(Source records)
####
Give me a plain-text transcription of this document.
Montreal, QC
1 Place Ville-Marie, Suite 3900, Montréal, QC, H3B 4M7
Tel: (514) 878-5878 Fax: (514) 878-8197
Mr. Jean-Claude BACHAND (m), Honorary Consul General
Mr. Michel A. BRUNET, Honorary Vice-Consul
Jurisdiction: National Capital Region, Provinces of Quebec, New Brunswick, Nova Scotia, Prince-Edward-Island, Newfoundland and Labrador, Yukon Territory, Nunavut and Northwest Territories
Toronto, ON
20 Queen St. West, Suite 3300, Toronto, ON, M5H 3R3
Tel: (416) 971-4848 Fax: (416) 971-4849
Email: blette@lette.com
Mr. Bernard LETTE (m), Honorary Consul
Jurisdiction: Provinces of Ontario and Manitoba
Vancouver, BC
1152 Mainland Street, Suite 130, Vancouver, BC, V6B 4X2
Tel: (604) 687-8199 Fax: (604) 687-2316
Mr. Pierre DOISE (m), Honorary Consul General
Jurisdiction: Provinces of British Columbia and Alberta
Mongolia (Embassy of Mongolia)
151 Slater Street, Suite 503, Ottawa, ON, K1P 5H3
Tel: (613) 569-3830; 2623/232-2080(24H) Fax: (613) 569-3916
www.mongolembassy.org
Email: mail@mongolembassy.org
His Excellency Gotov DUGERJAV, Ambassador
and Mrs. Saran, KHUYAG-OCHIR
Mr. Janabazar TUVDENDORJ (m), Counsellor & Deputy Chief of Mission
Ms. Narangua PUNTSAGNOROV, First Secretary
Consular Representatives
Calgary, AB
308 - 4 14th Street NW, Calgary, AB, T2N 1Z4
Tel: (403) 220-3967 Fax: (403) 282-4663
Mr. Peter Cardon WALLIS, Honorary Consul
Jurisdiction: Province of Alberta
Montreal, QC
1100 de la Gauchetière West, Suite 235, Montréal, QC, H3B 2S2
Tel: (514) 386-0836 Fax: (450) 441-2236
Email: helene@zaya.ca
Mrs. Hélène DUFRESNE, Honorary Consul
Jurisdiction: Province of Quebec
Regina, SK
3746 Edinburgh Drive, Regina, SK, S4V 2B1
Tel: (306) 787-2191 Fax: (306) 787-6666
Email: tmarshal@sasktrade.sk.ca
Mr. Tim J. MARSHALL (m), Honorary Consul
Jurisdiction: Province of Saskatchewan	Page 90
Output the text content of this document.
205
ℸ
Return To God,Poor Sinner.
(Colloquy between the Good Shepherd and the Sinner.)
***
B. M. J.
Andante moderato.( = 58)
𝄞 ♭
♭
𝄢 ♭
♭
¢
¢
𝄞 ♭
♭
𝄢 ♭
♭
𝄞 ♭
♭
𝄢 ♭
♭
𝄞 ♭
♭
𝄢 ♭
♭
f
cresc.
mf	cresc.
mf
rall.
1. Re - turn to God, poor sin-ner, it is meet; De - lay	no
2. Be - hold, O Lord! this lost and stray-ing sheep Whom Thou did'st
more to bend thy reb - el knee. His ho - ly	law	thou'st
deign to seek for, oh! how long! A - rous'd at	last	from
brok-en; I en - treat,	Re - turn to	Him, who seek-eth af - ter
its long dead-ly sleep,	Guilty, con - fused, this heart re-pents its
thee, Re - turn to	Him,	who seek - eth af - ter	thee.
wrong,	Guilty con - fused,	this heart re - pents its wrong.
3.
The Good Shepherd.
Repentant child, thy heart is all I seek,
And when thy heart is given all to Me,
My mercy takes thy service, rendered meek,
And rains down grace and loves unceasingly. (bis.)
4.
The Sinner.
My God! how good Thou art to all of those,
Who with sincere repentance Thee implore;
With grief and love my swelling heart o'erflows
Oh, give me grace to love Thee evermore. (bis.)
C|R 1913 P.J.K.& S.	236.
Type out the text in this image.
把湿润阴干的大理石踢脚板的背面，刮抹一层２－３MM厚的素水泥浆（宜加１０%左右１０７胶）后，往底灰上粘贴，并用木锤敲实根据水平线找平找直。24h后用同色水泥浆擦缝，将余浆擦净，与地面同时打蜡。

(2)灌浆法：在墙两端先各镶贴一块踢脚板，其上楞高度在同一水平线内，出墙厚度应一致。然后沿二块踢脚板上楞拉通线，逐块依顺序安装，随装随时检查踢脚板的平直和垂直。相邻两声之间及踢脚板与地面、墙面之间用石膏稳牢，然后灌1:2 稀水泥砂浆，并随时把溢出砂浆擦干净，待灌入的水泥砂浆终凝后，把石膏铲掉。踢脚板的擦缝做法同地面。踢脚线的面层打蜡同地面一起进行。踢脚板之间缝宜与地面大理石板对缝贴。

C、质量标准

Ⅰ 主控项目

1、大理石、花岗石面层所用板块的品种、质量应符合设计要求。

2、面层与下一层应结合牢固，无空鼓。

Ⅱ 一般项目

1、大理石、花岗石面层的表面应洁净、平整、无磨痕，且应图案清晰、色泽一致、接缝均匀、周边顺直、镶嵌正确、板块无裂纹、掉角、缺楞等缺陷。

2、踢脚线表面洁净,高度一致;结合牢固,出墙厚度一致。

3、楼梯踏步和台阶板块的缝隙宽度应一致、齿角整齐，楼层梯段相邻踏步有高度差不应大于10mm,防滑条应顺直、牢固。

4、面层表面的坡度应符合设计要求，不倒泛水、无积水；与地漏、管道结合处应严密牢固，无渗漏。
####
TASK STATEMENT
Identify each line holding the string "fused", and copy it out.

ANSWER TO THE TASK
its long dead-ly sleep,	Guilty, con - fused, this heart re-pents its
wrong,	Guilty con - fused,	this heart re - pents its wrong.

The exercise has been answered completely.